**Directions:** Read the lines that follow and pick out every one containing the word "morning".

**Dataset entries:**
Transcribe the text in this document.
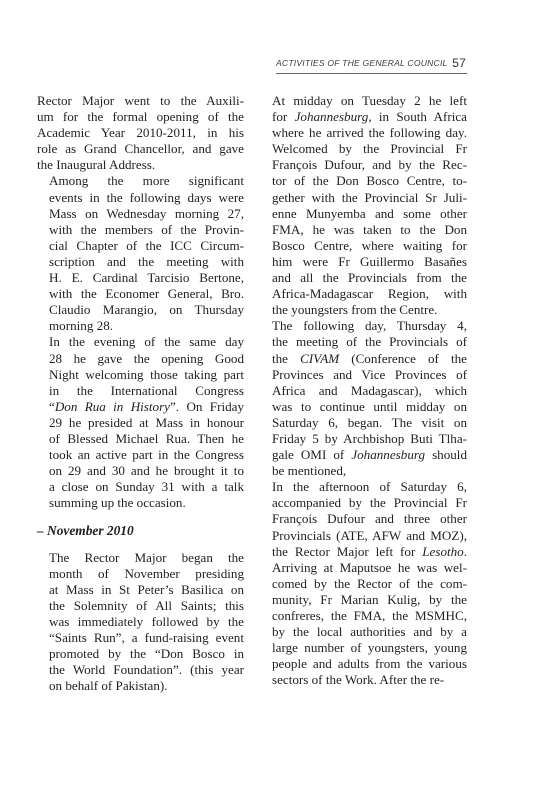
ACTIVITIES OF THE GENERAL COUNCIL 57

Rector Major went to the Auxili-
um for the formal opening of the
Academic Year 2010-2011, in his
role as Grand Chancellor, and gave
the Inaugural Address.

Among the more significant
events in the following days were
Mass on Wednesday morning 27,
with the members of the Provin-
cial Chapter of the ICC Circum-
scription and the meeting with
H. E. Cardinal Tarcisio Bertone,
with the Economer General, Bro.
Claudio Marangio, on Thursday
morning 28.

In the evening of the same day
28 he gave the opening Good
Night welcoming those taking part
in the International Congress
“Don Rua in History”. On Friday
29 he presided at Mass in honour
of Blessed Michael Rua. Then he
took an active part in the Congress
on 29 and 30 and he brought it to
a close on Sunday 31 with a talk
summing up the occasion.

– November 2010

The Rector Major began the
month of November presiding
at Mass in St Peter’s Basilica on
the Solemnity of All Saints; this
was immediately followed by the
“Saints Run”, a fund-raising event
promoted by the “Don Bosco in
the World Foundation”. (this year
on behalf of Pakistan).

At midday on Tuesday 2 he left
for Johannesburg, in South Africa
where he arrived the following day.
Welcomed by the Provincial Fr
François Dufour, and by the Rec-
tor of the Don Bosco Centre, to-
gether with the Provincial Sr Juli-
enne Munyemba and some other
FMA, he was taken to the Don
Bosco Centre, where waiting for
him were Fr Guillermo Basañes
and all the Provincials from the
Africa-Madagascar Region, with
the youngsters from the Centre.

The following day, Thursday 4,
the meeting of the Provincials of
the CIVAM (Conference of the
Provinces and Vice Provinces of
Africa and Madagascar), which
was to continue until midday on
Saturday 6, began. The visit on
Friday 5 by Archbishop Buti Tlha-
gale OMI of Johannesburg should
be mentioned,

In the afternoon of Saturday 6,
accompanied by the Provincial Fr
François Dufour and three other
Provincials (ATE, AFW and MOZ),
the Rector Major left for Lesotho.
Arriving at Maputsoe he was wel-
comed by the Rector of the com-
munity, Fr Marian Kulig, by the
confreres, the FMA, the MSMHC,
by the local authorities and by a
large number of youngsters, young
people and adults from the various
sectors of the Work. After the re-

**Exercise response:**
Mass on Wednesday morning 27,
morning 28.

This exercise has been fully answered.